# Task details:
Can you pull out each line of the data below that includes the word "this"?

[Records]
========================

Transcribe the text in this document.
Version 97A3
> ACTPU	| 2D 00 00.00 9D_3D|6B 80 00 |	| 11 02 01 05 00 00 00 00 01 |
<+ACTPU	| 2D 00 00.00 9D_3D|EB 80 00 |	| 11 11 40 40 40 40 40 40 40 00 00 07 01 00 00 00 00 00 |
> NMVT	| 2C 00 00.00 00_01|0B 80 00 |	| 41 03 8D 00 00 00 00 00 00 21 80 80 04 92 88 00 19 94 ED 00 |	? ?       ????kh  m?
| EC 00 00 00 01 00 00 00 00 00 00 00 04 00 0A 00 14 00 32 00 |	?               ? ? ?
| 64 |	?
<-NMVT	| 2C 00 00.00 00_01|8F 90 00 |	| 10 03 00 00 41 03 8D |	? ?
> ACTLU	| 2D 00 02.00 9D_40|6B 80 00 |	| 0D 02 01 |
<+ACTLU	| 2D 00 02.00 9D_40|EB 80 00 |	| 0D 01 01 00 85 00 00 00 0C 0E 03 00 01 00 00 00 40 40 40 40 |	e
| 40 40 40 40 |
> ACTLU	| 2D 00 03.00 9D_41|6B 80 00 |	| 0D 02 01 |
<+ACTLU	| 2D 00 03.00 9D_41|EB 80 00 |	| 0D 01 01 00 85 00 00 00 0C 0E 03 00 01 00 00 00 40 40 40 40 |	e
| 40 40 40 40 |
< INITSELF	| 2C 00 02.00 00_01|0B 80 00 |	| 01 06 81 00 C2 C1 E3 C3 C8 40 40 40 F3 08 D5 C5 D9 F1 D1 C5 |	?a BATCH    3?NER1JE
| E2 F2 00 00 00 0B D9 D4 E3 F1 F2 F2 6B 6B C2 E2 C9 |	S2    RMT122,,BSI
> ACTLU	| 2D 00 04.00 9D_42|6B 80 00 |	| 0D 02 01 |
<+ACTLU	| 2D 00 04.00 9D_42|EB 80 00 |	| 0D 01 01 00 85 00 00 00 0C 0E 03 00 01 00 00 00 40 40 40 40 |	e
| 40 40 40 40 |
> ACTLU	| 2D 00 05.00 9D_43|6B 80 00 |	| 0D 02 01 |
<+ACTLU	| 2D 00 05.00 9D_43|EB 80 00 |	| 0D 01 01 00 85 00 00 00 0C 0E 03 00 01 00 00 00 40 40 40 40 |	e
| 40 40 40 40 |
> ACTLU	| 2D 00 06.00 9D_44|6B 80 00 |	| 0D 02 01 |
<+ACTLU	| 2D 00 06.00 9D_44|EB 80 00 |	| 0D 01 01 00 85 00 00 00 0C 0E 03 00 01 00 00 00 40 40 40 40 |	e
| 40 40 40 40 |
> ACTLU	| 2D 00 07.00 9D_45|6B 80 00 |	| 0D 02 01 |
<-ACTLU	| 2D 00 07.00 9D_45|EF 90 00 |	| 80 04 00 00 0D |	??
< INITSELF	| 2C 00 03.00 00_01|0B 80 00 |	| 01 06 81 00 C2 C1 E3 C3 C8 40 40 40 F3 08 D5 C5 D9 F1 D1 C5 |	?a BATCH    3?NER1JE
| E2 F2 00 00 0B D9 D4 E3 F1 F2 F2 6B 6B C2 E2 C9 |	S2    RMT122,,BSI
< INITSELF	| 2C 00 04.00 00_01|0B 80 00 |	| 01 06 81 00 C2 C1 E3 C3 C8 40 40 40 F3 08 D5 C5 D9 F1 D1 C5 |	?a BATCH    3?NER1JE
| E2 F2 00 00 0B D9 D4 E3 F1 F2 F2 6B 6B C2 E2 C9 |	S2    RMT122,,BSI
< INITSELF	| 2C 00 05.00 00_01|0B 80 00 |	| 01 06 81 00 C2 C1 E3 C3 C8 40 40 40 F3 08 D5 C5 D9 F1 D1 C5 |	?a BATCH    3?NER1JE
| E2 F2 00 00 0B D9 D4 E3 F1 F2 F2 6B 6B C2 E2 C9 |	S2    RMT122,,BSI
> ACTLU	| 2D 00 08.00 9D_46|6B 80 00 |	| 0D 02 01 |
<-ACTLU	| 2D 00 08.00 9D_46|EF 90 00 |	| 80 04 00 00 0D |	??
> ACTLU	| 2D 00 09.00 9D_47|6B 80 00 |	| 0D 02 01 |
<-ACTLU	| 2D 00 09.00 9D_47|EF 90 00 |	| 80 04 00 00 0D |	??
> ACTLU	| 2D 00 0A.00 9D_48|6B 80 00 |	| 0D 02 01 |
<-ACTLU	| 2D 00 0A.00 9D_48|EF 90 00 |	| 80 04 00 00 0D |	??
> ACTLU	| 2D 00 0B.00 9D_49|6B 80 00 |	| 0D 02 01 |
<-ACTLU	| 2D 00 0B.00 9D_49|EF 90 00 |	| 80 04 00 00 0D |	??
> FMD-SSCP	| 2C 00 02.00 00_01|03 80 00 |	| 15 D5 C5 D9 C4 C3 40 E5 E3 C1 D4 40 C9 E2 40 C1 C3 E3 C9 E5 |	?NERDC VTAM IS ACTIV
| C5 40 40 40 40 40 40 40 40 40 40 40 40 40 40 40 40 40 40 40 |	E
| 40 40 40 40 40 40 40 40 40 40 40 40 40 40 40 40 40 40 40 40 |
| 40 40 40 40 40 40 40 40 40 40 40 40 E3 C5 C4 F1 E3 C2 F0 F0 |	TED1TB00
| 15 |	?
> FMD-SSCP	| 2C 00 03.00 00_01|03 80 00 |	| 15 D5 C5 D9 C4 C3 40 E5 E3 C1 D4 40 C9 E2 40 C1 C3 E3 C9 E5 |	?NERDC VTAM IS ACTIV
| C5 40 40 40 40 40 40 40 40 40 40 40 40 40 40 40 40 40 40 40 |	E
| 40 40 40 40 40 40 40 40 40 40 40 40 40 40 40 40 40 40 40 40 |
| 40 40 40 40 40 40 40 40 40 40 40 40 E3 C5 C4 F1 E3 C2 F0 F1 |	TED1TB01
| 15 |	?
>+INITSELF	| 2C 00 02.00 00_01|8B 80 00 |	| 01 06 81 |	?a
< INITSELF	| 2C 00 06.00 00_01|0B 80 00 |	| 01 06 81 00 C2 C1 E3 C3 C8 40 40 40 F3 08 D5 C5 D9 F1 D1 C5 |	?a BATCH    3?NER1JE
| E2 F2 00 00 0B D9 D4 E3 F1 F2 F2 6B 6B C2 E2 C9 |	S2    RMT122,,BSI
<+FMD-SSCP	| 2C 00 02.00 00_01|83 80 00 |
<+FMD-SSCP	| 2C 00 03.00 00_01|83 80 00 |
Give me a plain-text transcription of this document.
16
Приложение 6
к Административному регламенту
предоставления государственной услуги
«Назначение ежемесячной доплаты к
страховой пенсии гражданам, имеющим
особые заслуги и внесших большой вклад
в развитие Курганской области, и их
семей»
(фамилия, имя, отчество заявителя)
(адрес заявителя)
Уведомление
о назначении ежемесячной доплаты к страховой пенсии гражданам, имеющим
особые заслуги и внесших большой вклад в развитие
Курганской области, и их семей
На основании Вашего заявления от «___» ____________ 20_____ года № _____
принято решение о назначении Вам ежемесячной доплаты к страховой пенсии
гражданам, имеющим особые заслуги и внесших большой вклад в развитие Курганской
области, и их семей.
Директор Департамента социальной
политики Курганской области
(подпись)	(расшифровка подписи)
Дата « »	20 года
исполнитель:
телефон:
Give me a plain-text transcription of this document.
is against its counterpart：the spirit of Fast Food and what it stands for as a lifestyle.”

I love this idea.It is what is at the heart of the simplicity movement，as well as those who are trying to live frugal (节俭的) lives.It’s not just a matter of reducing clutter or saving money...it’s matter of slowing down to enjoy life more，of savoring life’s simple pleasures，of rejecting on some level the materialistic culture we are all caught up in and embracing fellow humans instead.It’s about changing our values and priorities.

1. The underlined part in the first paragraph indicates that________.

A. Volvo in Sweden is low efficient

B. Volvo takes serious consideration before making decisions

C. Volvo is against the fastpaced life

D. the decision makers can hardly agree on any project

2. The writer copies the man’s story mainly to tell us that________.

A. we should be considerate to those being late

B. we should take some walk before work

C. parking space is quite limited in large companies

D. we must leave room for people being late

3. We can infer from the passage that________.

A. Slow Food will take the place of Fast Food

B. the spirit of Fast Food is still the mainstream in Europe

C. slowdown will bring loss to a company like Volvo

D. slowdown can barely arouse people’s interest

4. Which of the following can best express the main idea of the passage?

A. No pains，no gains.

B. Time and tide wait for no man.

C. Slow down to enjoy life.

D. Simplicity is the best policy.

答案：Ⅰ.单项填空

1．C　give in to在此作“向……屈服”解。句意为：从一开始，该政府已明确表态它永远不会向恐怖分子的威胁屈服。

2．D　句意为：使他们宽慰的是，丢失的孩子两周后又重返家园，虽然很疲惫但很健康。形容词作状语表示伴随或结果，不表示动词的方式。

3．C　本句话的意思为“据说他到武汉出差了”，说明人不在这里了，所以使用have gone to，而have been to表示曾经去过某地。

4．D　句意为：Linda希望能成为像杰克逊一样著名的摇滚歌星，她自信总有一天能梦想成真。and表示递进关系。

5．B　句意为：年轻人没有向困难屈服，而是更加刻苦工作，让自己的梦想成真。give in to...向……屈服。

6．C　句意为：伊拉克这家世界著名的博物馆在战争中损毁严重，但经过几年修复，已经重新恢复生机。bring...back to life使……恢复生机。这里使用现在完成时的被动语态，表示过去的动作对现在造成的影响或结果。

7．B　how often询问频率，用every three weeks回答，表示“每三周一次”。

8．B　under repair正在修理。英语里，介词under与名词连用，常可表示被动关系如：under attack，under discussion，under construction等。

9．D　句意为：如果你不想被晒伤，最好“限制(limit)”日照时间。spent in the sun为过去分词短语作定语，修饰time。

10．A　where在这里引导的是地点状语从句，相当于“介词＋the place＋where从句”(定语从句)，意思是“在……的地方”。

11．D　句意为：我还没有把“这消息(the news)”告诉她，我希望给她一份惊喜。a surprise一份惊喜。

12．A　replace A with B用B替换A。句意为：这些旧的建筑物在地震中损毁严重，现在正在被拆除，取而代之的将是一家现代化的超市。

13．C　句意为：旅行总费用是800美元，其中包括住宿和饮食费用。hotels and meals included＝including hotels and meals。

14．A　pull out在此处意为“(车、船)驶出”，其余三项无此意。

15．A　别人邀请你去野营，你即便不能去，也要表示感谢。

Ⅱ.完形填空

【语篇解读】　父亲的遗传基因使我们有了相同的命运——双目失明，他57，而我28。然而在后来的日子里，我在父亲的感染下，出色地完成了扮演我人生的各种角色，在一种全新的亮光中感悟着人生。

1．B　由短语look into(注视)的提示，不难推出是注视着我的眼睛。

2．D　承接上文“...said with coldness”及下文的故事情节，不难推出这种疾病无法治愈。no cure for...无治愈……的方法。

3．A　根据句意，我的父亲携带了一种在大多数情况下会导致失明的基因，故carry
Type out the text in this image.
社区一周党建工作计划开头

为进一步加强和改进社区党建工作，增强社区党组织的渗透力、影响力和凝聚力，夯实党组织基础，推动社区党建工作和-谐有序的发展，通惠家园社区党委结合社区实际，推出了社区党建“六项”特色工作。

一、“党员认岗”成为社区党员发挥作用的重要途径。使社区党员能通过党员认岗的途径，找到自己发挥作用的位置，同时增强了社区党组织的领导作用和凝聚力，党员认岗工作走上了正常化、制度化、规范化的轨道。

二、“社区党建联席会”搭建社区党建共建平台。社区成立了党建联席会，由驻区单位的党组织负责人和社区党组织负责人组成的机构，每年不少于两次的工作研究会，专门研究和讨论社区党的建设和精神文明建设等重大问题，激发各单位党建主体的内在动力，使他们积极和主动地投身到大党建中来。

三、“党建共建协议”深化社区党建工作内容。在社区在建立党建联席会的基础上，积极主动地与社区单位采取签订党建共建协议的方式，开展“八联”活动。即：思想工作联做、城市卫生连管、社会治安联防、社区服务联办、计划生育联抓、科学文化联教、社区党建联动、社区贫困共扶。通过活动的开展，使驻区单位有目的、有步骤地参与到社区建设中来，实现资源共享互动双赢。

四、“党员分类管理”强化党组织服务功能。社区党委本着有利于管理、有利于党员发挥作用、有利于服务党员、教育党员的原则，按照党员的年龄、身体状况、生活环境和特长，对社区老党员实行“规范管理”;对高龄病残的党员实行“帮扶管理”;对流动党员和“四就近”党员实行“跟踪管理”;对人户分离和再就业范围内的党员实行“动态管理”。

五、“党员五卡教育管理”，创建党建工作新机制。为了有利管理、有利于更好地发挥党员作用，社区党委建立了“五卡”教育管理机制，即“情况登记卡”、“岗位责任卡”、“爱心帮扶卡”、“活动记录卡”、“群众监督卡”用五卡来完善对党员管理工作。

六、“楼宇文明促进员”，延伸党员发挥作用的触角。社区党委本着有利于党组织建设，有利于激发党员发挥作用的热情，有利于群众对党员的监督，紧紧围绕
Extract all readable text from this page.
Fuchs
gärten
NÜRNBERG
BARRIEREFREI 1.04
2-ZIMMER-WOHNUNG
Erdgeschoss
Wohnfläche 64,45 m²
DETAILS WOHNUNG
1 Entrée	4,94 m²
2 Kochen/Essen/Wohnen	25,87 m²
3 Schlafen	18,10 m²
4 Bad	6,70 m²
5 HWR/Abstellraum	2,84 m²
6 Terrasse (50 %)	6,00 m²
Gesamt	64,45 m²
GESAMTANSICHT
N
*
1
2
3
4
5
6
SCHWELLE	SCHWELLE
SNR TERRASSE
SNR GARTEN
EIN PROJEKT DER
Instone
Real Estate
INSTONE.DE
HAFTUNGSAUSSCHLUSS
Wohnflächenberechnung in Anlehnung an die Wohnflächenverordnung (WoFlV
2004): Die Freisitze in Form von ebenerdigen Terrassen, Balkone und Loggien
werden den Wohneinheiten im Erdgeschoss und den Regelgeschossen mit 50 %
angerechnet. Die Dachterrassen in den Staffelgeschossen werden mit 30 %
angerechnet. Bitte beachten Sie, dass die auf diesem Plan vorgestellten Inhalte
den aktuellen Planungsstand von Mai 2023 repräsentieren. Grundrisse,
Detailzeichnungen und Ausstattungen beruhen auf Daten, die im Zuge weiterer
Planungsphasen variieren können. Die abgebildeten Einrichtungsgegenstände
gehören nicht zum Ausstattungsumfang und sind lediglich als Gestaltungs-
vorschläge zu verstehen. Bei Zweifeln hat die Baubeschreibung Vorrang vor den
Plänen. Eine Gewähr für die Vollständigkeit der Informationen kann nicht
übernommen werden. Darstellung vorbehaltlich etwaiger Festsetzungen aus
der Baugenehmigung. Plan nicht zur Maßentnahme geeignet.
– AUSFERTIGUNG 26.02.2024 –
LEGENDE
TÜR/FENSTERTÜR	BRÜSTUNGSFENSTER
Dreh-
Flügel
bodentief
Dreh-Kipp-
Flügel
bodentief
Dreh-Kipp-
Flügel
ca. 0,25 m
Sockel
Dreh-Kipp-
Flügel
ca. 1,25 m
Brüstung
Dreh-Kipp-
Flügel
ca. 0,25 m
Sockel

========================

# Solution to the problem:
Transcribe the text in this document.
Give me a plain-text transcription of this document.
Give me a plain-text transcription of this document.
I love this idea.It is what is at the heart of the simplicity movement，as well as those who are trying to live frugal (节俭的) lives.It’s not just a matter of reducing clutter or saving money...it’s matter of slowing down to enjoy life more，of savoring life’s simple pleasures，of rejecting on some level the materialistic culture we are all caught up in and embracing fellow humans instead.It’s about changing our values and priorities.
Type out the text in this image.
Extract all readable text from this page.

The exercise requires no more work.